### What is needed
Print every line of the records below word for word, leaving out the pictures.

Box coordinate listings
+ + + + +
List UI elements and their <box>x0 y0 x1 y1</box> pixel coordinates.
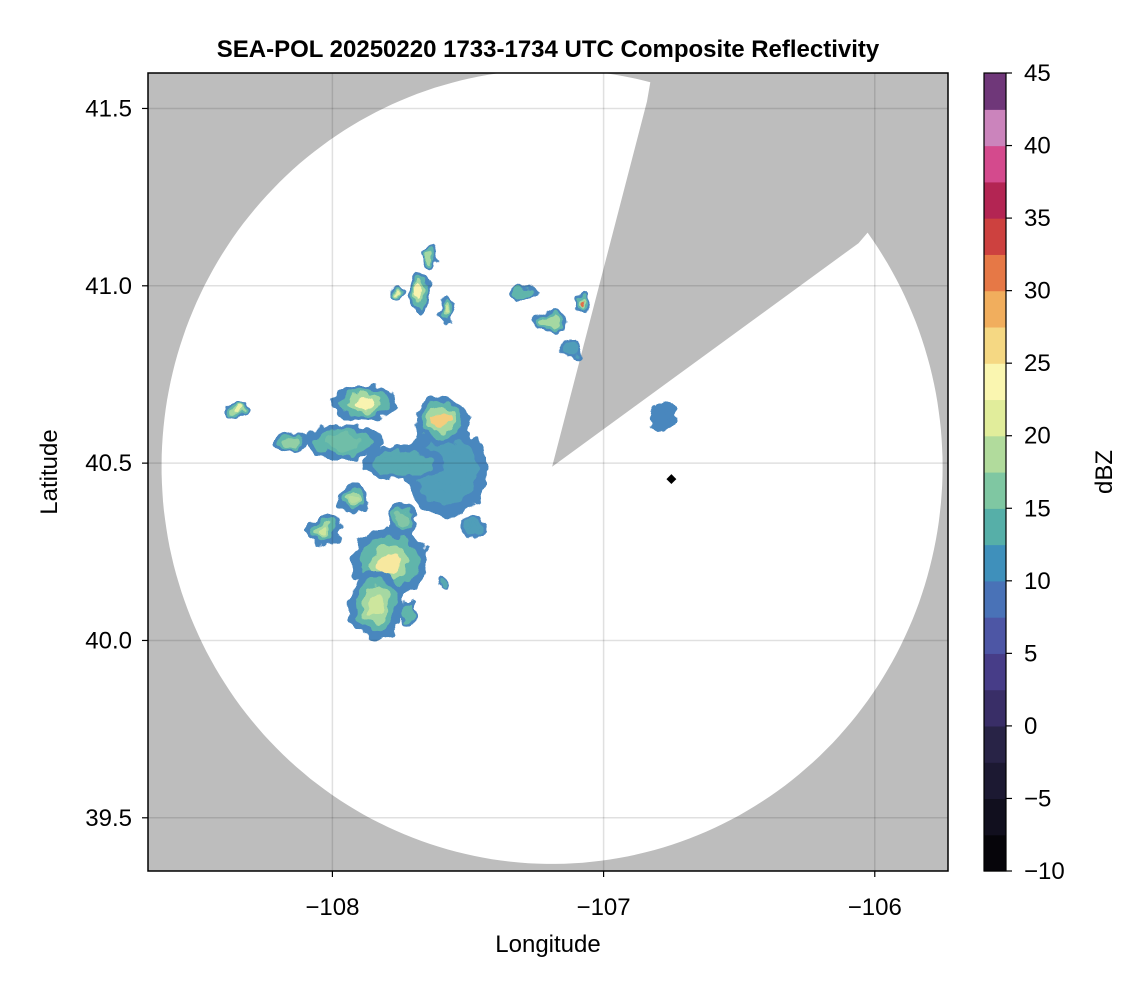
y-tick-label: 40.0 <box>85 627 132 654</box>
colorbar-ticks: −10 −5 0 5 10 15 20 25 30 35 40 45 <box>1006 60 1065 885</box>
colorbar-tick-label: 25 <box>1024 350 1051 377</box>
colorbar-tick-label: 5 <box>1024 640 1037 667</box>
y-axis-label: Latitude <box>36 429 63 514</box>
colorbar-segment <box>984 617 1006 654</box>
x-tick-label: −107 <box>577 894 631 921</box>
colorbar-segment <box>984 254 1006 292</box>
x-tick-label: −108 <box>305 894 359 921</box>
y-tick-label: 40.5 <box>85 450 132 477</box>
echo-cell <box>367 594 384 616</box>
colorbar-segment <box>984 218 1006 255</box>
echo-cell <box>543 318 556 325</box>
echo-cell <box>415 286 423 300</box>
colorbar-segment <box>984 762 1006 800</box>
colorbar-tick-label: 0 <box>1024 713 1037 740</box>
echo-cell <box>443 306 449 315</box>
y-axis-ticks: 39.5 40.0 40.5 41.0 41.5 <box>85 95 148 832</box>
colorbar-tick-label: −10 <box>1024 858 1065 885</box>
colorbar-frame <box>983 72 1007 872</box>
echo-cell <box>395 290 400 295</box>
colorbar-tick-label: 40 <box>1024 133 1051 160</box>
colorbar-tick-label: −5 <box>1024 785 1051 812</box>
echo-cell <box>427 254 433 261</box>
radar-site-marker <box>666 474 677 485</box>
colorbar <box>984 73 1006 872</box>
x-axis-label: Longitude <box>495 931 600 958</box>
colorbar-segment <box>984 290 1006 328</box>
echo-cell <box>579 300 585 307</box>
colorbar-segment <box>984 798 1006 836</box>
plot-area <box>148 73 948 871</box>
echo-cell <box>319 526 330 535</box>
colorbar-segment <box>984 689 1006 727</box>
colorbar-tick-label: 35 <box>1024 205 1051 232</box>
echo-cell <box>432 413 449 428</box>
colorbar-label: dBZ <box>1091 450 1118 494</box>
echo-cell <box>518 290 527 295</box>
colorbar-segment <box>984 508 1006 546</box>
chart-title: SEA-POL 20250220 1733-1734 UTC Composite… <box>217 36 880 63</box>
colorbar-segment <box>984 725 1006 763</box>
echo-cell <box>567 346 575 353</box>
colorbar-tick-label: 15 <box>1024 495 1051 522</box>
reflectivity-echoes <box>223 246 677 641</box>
+ + + + +
### Exercise output
List UI elements and their <box>x0 y0 x1 y1</box> pixel coordinates.
y-tick-label: 40.0 <box>85 627 132 654</box>
colorbar-ticks: −10 −5 0 5 10 15 20 25 30 35 40 45 <box>1006 60 1065 885</box>
colorbar-tick-label: 25 <box>1024 350 1051 377</box>
colorbar-tick-label: 5 <box>1024 640 1037 667</box>
y-axis-label: Latitude <box>36 429 63 514</box>
colorbar-segment <box>984 617 1006 654</box>
x-tick-label: −107 <box>577 894 631 921</box>
colorbar-segment <box>984 254 1006 292</box>
x-tick-label: −108 <box>305 894 359 921</box>
y-tick-label: 40.5 <box>85 450 132 477</box>
echo-cell <box>367 594 384 616</box>
colorbar-segment <box>984 218 1006 255</box>
echo-cell <box>543 318 556 325</box>
echo-cell <box>415 286 423 300</box>
colorbar-segment <box>984 762 1006 800</box>
colorbar-tick-label: 0 <box>1024 713 1037 740</box>
echo-cell <box>443 306 449 315</box>
y-axis-ticks: 39.5 40.0 40.5 41.0 41.5 <box>85 95 148 832</box>
colorbar-tick-label: −10 <box>1024 858 1065 885</box>
colorbar-frame <box>983 72 1007 872</box>
echo-cell <box>395 290 400 295</box>
colorbar-tick-label: 40 <box>1024 133 1051 160</box>
colorbar-tick-label: −5 <box>1024 785 1051 812</box>
echo-cell <box>427 254 433 261</box>
radar-site-marker <box>666 474 677 485</box>
colorbar <box>984 73 1006 872</box>
x-axis-label: Longitude <box>495 931 600 958</box>
colorbar-segment <box>984 290 1006 328</box>
echo-cell <box>579 300 585 307</box>
colorbar-segment <box>984 798 1006 836</box>
plot-area <box>148 73 948 871</box>
echo-cell <box>319 526 330 535</box>
colorbar-segment <box>984 689 1006 727</box>
colorbar-tick-label: 35 <box>1024 205 1051 232</box>
echo-cell <box>432 413 449 428</box>
colorbar-label: dBZ <box>1091 450 1118 494</box>
echo-cell <box>518 290 527 295</box>
colorbar-segment <box>984 508 1006 546</box>
chart-title: SEA-POL 20250220 1733-1734 UTC Composite… <box>217 36 880 63</box>
colorbar-segment <box>984 725 1006 763</box>
echo-cell <box>567 346 575 353</box>
colorbar-tick-label: 15 <box>1024 495 1051 522</box>
reflectivity-echoes <box>223 246 677 641</box>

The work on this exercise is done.